** start of Data section **
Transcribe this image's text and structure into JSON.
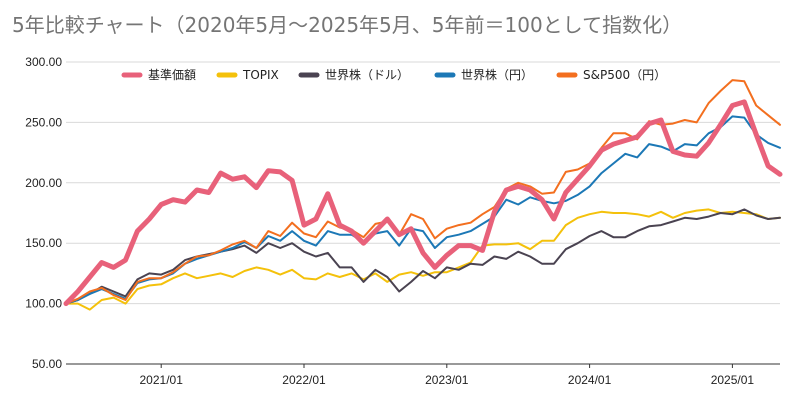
{
  "chart_data": {
    "type": "line",
    "title": "5年比較チャート（2020年5月〜2025年5月、5年前＝100として指数化）",
    "xlabel": "",
    "ylabel": "",
    "ylim": [
      50,
      300
    ],
    "yticks": [
      "50.00",
      "100.00",
      "150.00",
      "200.00",
      "250.00",
      "300.00"
    ],
    "ytick_values": [
      50,
      100,
      150,
      200,
      250,
      300
    ],
    "x_range": [
      "2020-05",
      "2025-05"
    ],
    "xticks": [
      "2021/01",
      "2022/01",
      "2023/01",
      "2024/01",
      "2025/01"
    ],
    "xtick_months": [
      "2021-01",
      "2022-01",
      "2023-01",
      "2024-01",
      "2025-01"
    ],
    "grid": true,
    "legend_position": "top",
    "months": [
      "2020-05",
      "2020-06",
      "2020-07",
      "2020-08",
      "2020-09",
      "2020-10",
      "2020-11",
      "2020-12",
      "2021-01",
      "2021-02",
      "2021-03",
      "2021-04",
      "2021-05",
      "2021-06",
      "2021-07",
      "2021-08",
      "2021-09",
      "2021-10",
      "2021-11",
      "2021-12",
      "2022-01",
      "2022-02",
      "2022-03",
      "2022-04",
      "2022-05",
      "2022-06",
      "2022-07",
      "2022-08",
      "2022-09",
      "2022-10",
      "2022-11",
      "2022-12",
      "2023-01",
      "2023-02",
      "2023-03",
      "2023-04",
      "2023-05",
      "2023-06",
      "2023-07",
      "2023-08",
      "2023-09",
      "2023-10",
      "2023-11",
      "2023-12",
      "2024-01",
      "2024-02",
      "2024-03",
      "2024-04",
      "2024-05",
      "2024-06",
      "2024-07",
      "2024-08",
      "2024-09",
      "2024-10",
      "2024-11",
      "2024-12",
      "2025-01",
      "2025-02",
      "2025-03",
      "2025-04",
      "2025-05"
    ],
    "series": [
      {
        "name": "基準価額",
        "color": "#e8617a",
        "width": 5,
        "values": [
          100,
          110,
          122,
          134,
          130,
          136,
          160,
          170,
          182,
          186,
          184,
          194,
          192,
          208,
          203,
          205,
          196,
          210,
          209,
          202,
          165,
          170,
          191,
          165,
          160,
          150,
          160,
          170,
          157,
          162,
          142,
          130,
          140,
          148,
          148,
          144,
          176,
          194,
          197,
          194,
          186,
          170,
          192,
          203,
          214,
          227,
          232,
          235,
          238,
          249,
          252,
          226,
          223,
          222,
          233,
          248,
          264,
          267,
          240,
          214,
          207
        ]
      },
      {
        "name": "TOPIX",
        "color": "#f4c10b",
        "width": 2,
        "values": [
          100,
          100,
          95,
          103,
          105,
          100,
          112,
          115,
          116,
          121,
          125,
          121,
          123,
          125,
          122,
          127,
          130,
          128,
          124,
          128,
          121,
          120,
          125,
          122,
          125,
          120,
          125,
          118,
          124,
          126,
          123,
          126,
          126,
          130,
          134,
          148,
          149,
          149,
          150,
          145,
          152,
          152,
          165,
          171,
          174,
          176,
          175,
          175,
          174,
          172,
          176,
          171,
          175,
          177,
          178,
          175,
          176,
          175,
          174,
          170,
          171
        ]
      },
      {
        "name": "世界株（ドル）",
        "color": "#4a4351",
        "width": 2,
        "values": [
          100,
          103,
          108,
          114,
          110,
          106,
          120,
          125,
          124,
          128,
          136,
          139,
          141,
          143,
          145,
          148,
          142,
          150,
          146,
          150,
          143,
          139,
          142,
          130,
          130,
          118,
          128,
          122,
          110,
          118,
          127,
          121,
          130,
          128,
          133,
          132,
          139,
          137,
          143,
          139,
          133,
          133,
          145,
          150,
          156,
          160,
          155,
          155,
          160,
          164,
          165,
          168,
          171,
          170,
          172,
          175,
          174,
          178,
          173,
          170,
          171
        ]
      },
      {
        "name": "世界株（円）",
        "color": "#1c78b6",
        "width": 2,
        "values": [
          100,
          103,
          108,
          112,
          108,
          104,
          117,
          120,
          121,
          125,
          133,
          137,
          140,
          143,
          146,
          151,
          146,
          156,
          152,
          160,
          152,
          148,
          160,
          157,
          157,
          151,
          158,
          160,
          148,
          162,
          160,
          146,
          155,
          157,
          160,
          166,
          172,
          186,
          182,
          188,
          185,
          183,
          185,
          190,
          197,
          208,
          216,
          224,
          221,
          232,
          230,
          226,
          232,
          231,
          241,
          246,
          255,
          254,
          240,
          233,
          229
        ]
      },
      {
        "name": "S&P500（円）",
        "color": "#f36f1f",
        "width": 2,
        "values": [
          100,
          104,
          110,
          113,
          107,
          103,
          118,
          121,
          121,
          126,
          133,
          139,
          140,
          144,
          149,
          152,
          146,
          160,
          156,
          167,
          158,
          155,
          168,
          163,
          161,
          155,
          166,
          168,
          157,
          174,
          170,
          154,
          162,
          165,
          167,
          174,
          180,
          195,
          200,
          197,
          191,
          192,
          209,
          211,
          216,
          229,
          241,
          241,
          236,
          251,
          248,
          249,
          252,
          250,
          266,
          276,
          285,
          284,
          264,
          256,
          248
        ]
      }
    ]
  }
}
** end of Data section **
§ Challenge
Return the entries unchanged, save for the pictures, which do not belong in the copy.

§ Complete output
Transcribe this image's text and structure into JSON.
{
  "chart_data": {
    "type": "line",
    "title": "5年比較チャート（2020年5月〜2025年5月、5年前＝100として指数化）",
    "xlabel": "",
    "ylabel": "",
    "ylim": [
      50,
      300
    ],
    "yticks": [
      "50.00",
      "100.00",
      "150.00",
      "200.00",
      "250.00",
      "300.00"
    ],
    "ytick_values": [
      50,
      100,
      150,
      200,
      250,
      300
    ],
    "x_range": [
      "2020-05",
      "2025-05"
    ],
    "xticks": [
      "2021/01",
      "2022/01",
      "2023/01",
      "2024/01",
      "2025/01"
    ],
    "xtick_months": [
      "2021-01",
      "2022-01",
      "2023-01",
      "2024-01",
      "2025-01"
    ],
    "grid": true,
    "legend_position": "top",
    "months": [
      "2020-05",
      "2020-06",
      "2020-07",
      "2020-08",
      "2020-09",
      "2020-10",
      "2020-11",
      "2020-12",
      "2021-01",
      "2021-02",
      "2021-03",
      "2021-04",
      "2021-05",
      "2021-06",
      "2021-07",
      "2021-08",
      "2021-09",
      "2021-10",
      "2021-11",
      "2021-12",
      "2022-01",
      "2022-02",
      "2022-03",
      "2022-04",
      "2022-05",
      "2022-06",
      "2022-07",
      "2022-08",
      "2022-09",
      "2022-10",
      "2022-11",
      "2022-12",
      "2023-01",
      "2023-02",
      "2023-03",
      "2023-04",
      "2023-05",
      "2023-06",
      "2023-07",
      "2023-08",
      "2023-09",
      "2023-10",
      "2023-11",
      "2023-12",
      "2024-01",
      "2024-02",
      "2024-03",
      "2024-04",
      "2024-05",
      "2024-06",
      "2024-07",
      "2024-08",
      "2024-09",
      "2024-10",
      "2024-11",
      "2024-12",
      "2025-01",
      "2025-02",
      "2025-03",
      "2025-04",
      "2025-05"
    ],
    "series": [
      {
        "name": "基準価額",
        "color": "#e8617a",
        "width": 5,
        "values": [
          100,
          110,
          122,
          134,
          130,
          136,
          160,
          170,
          182,
          186,
          184,
          194,
          192,
          208,
          203,
          205,
          196,
          210,
          209,
          202,
          165,
          170,
          191,
          165,
          160,
          150,
          160,
          170,
          157,
          162,
          142,
          130,
          140,
          148,
          148,
          144,
          176,
          194,
          197,
          194,
          186,
          170,
          192,
          203,
          214,
          227,
          232,
          235,
          238,
          249,
          252,
          226,
          223,
          222,
          233,
          248,
          264,
          267,
          240,
          214,
          207
        ]
      },
      {
        "name": "TOPIX",
        "color": "#f4c10b",
        "width": 2,
        "values": [
          100,
          100,
          95,
          103,
          105,
          100,
          112,
          115,
          116,
          121,
          125,
          121,
          123,
          125,
          122,
          127,
          130,
          128,
          124,
          128,
          121,
          120,
          125,
          122,
          125,
          120,
          125,
          118,
          124,
          126,
          123,
          126,
          126,
          130,
          134,
          148,
          149,
          149,
          150,
          145,
          152,
          152,
          165,
          171,
          174,
          176,
          175,
          175,
          174,
          172,
          176,
          171,
          175,
          177,
          178,
          175,
          176,
          175,
          174,
          170,
          171
        ]
      },
      {
        "name": "世界株（ドル）",
        "color": "#4a4351",
        "width": 2,
        "values": [
          100,
          103,
          108,
          114,
          110,
          106,
          120,
          125,
          124,
          128,
          136,
          139,
          141,
          143,
          145,
          148,
          142,
          150,
          146,
          150,
          143,
          139,
          142,
          130,
          130,
          118,
          128,
          122,
          110,
          118,
          127,
          121,
          130,
          128,
          133,
          132,
          139,
          137,
          143,
          139,
          133,
          133,
          145,
          150,
          156,
          160,
          155,
          155,
          160,
          164,
          165,
          168,
          171,
          170,
          172,
          175,
          174,
          178,
          173,
          170,
          171
        ]
      },
      {
        "name": "世界株（円）",
        "color": "#1c78b6",
        "width": 2,
        "values": [
          100,
          103,
          108,
          112,
          108,
          104,
          117,
          120,
          121,
          125,
          133,
          137,
          140,
          143,
          146,
          151,
          146,
          156,
          152,
          160,
          152,
          148,
          160,
          157,
          157,
          151,
          158,
          160,
          148,
          162,
          160,
          146,
          155,
          157,
          160,
          166,
          172,
          186,
          182,
          188,
          185,
          183,
          185,
          190,
          197,
          208,
          216,
          224,
          221,
          232,
          230,
          226,
          232,
          231,
          241,
          246,
          255,
          254,
          240,
          233,
          229
        ]
      },
      {
        "name": "S&P500（円）",
        "color": "#f36f1f",
        "width": 2,
        "values": [
          100,
          104,
          110,
          113,
          107,
          103,
          118,
          121,
          121,
          126,
          133,
          139,
          140,
          144,
          149,
          152,
          146,
          160,
          156,
          167,
          158,
          155,
          168,
          163,
          161,
          155,
          166,
          168,
          157,
          174,
          170,
          154,
          162,
          165,
          167,
          174,
          180,
          195,
          200,
          197,
          191,
          192,
          209,
          211,
          216,
          229,
          241,
          241,
          236,
          251,
          248,
          249,
          252,
          250,
          266,
          276,
          285,
          284,
          264,
          256,
          248
        ]
      }
    ]
  }
}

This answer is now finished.